» STATED PROBLEM:
Quote every line below exactly and skip any picture.

» SUPPLIED RECORDS:
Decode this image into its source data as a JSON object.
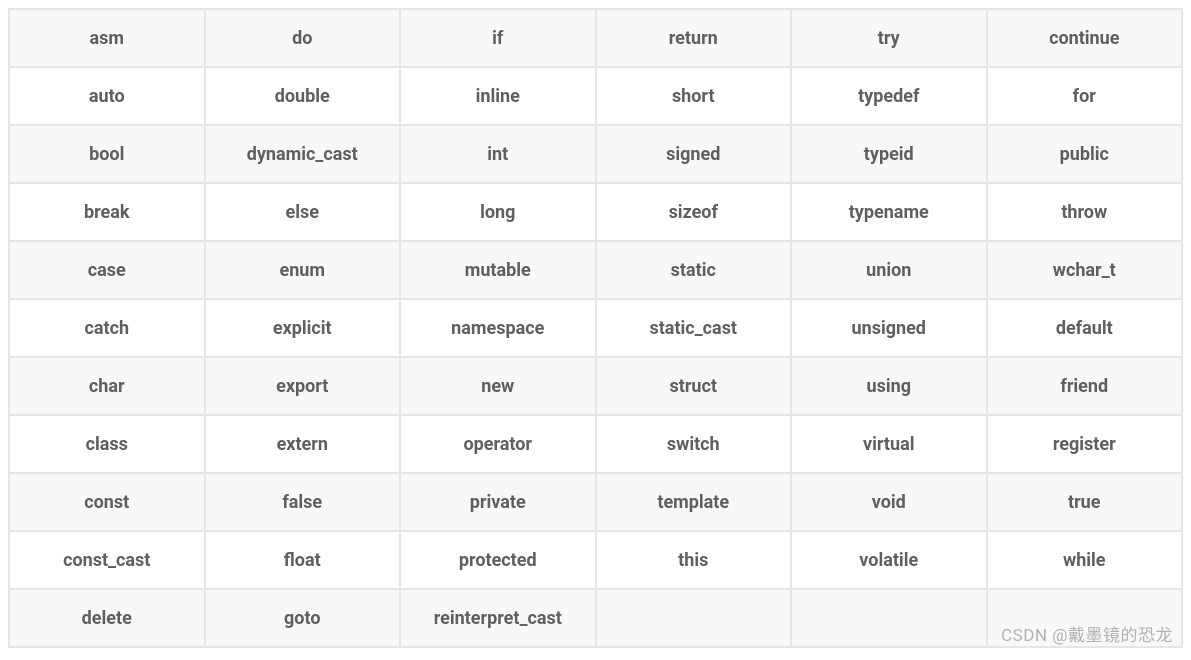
{
  "table": {
    "rows": [
      [
        "asm",
        "do",
        "if",
        "return",
        "try",
        "continue"
      ],
      [
        "auto",
        "double",
        "inline",
        "short",
        "typedef",
        "for"
      ],
      [
        "bool",
        "dynamic_cast",
        "int",
        "signed",
        "typeid",
        "public"
      ],
      [
        "break",
        "else",
        "long",
        "sizeof",
        "typename",
        "throw"
      ],
      [
        "case",
        "enum",
        "mutable",
        "static",
        "union",
        "wchar_t"
      ],
      [
        "catch",
        "explicit",
        "namespace",
        "static_cast",
        "unsigned",
        "default"
      ],
      [
        "char",
        "export",
        "new",
        "struct",
        "using",
        "friend"
      ],
      [
        "class",
        "extern",
        "operator",
        "switch",
        "virtual",
        "register"
      ],
      [
        "const",
        "false",
        "private",
        "template",
        "void",
        "true"
      ],
      [
        "const_cast",
        "float",
        "protected",
        "this",
        "volatile",
        "while"
      ],
      [
        "delete",
        "goto",
        "reinterpret_cast",
        "",
        "",
        ""
      ]
    ]
  },
  "watermark": "CSDN @戴墨镜的恐龙"
}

» WRITTEN RESPONSE:
Decode this image into its source data as a JSON object.
{
  "table": {
    "rows": [
      [
        "asm",
        "do",
        "if",
        "return",
        "try",
        "continue"
      ],
      [
        "auto",
        "double",
        "inline",
        "short",
        "typedef",
        "for"
      ],
      [
        "bool",
        "dynamic_cast",
        "int",
        "signed",
        "typeid",
        "public"
      ],
      [
        "break",
        "else",
        "long",
        "sizeof",
        "typename",
        "throw"
      ],
      [
        "case",
        "enum",
        "mutable",
        "static",
        "union",
        "wchar_t"
      ],
      [
        "catch",
        "explicit",
        "namespace",
        "static_cast",
        "unsigned",
        "default"
      ],
      [
        "char",
        "export",
        "new",
        "struct",
        "using",
        "friend"
      ],
      [
        "class",
        "extern",
        "operator",
        "switch",
        "virtual",
        "register"
      ],
      [
        "const",
        "false",
        "private",
        "template",
        "void",
        "true"
      ],
      [
        "const_cast",
        "float",
        "protected",
        "this",
        "volatile",
        "while"
      ],
      [
        "delete",
        "goto",
        "reinterpret_cast",
        "",
        "",
        ""
      ]
    ]
  },
  "watermark": "CSDN @戴墨镜的恐龙"
}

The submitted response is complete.